DATA TO USE:
◆ ◆ ◆ ◆

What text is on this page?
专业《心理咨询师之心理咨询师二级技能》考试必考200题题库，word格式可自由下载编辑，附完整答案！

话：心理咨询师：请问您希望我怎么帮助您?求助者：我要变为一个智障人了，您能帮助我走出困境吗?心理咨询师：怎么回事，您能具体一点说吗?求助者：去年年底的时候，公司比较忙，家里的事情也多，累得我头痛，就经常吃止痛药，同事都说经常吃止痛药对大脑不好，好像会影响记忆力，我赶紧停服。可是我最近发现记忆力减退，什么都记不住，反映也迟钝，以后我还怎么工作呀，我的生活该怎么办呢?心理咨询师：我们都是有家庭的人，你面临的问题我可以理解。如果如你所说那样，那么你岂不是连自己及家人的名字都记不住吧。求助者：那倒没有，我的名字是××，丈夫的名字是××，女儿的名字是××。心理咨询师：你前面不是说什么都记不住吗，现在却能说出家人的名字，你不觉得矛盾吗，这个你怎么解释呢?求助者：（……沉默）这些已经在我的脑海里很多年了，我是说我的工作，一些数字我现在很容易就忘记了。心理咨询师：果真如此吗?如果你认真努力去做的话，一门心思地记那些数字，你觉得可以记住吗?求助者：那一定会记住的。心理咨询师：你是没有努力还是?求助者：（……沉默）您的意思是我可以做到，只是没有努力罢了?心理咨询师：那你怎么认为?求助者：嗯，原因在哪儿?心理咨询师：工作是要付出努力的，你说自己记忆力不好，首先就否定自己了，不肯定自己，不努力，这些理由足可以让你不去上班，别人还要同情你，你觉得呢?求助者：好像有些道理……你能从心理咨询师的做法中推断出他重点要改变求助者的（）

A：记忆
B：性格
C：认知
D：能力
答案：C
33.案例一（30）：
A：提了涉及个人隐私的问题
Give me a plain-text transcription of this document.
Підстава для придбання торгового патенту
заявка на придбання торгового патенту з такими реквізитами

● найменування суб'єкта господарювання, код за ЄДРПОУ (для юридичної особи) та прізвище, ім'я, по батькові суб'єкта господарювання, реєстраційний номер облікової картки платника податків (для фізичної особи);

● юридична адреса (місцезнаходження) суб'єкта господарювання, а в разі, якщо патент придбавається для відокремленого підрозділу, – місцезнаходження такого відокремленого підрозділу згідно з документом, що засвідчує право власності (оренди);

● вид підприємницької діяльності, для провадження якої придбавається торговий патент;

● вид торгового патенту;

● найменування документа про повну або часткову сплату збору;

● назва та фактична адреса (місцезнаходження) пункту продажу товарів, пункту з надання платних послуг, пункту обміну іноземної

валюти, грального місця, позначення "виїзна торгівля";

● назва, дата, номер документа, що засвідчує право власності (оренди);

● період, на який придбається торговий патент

◆ ◆ ◆ ◆

Return the material in full, exactly as shown.

What text is on this page?
专业《心理咨询师之心理咨询师二级技能》考试必考200题题库，word格式可自由下载编辑，附完整答案！

话：心理咨询师：请问您希望我怎么帮助您?求助者：我要变为一个智障人了，您能帮助我走出困境吗?心理咨询师：怎么回事，您能具体一点说吗?求助者：去年年底的时候，公司比较忙，家里的事情也多，累得我头痛，就经常吃止痛药，同事都说经常吃止痛药对大脑不好，好像会影响记忆力，我赶紧停服。可是我最近发现记忆力减退，什么都记不住，反映也迟钝，以后我还怎么工作呀，我的生活该怎么办呢?心理咨询师：我们都是有家庭的人，你面临的问题我可以理解。如果如你所说那样，那么你岂不是连自己及家人的名字都记不住吧。求助者：那倒没有，我的名字是××，丈夫的名字是××，女儿的名字是××。心理咨询师：你前面不是说什么都记不住吗，现在却能说出家人的名字，你不觉得矛盾吗，这个你怎么解释呢?求助者：（……沉默）这些已经在我的脑海里很多年了，我是说我的工作，一些数字我现在很容易就忘记了。心理咨询师：果真如此吗?如果你认真努力去做的话，一门心思地记那些数字，你觉得可以记住吗?求助者：那一定会记住的。心理咨询师：你是没有努力还是?求助者：（……沉默）您的意思是我可以做到，只是没有努力罢了?心理咨询师：那你怎么认为?求助者：嗯，原因在哪儿?心理咨询师：工作是要付出努力的，你说自己记忆力不好，首先就否定自己了，不肯定自己，不努力，这些理由足可以让你不去上班，别人还要同情你，你觉得呢?求助者：好像有些道理……你能从心理咨询师的做法中推断出他重点要改变求助者的（）

A：记忆
B：性格
C：认知
D：能力
答案：C
33.案例一（30）：
A：提了涉及个人隐私的问题
Give me a plain-text transcription of this document.
Підстава для придбання торгового патенту
заявка на придбання торгового патенту з такими реквізитами

● найменування суб'єкта господарювання, код за ЄДРПОУ (для юридичної особи) та прізвище, ім'я, по батькові суб'єкта господарювання, реєстраційний номер облікової картки платника податків (для фізичної особи);

● юридична адреса (місцезнаходження) суб'єкта господарювання, а в разі, якщо патент придбавається для відокремленого підрозділу, – місцезнаходження такого відокремленого підрозділу згідно з документом, що засвідчує право власності (оренди);

● вид підприємницької діяльності, для провадження якої придбавається торговий патент;

● вид торгового патенту;

● найменування документа про повну або часткову сплату збору;

● назва та фактична адреса (місцезнаходження) пункту продажу товарів, пункту з надання платних послуг, пункту обміну іноземної

валюти, грального місця, позначення "виїзна торгівля";

● назва, дата, номер документа, що засвідчує право власності (оренди);

● період, на який придбається торговий патент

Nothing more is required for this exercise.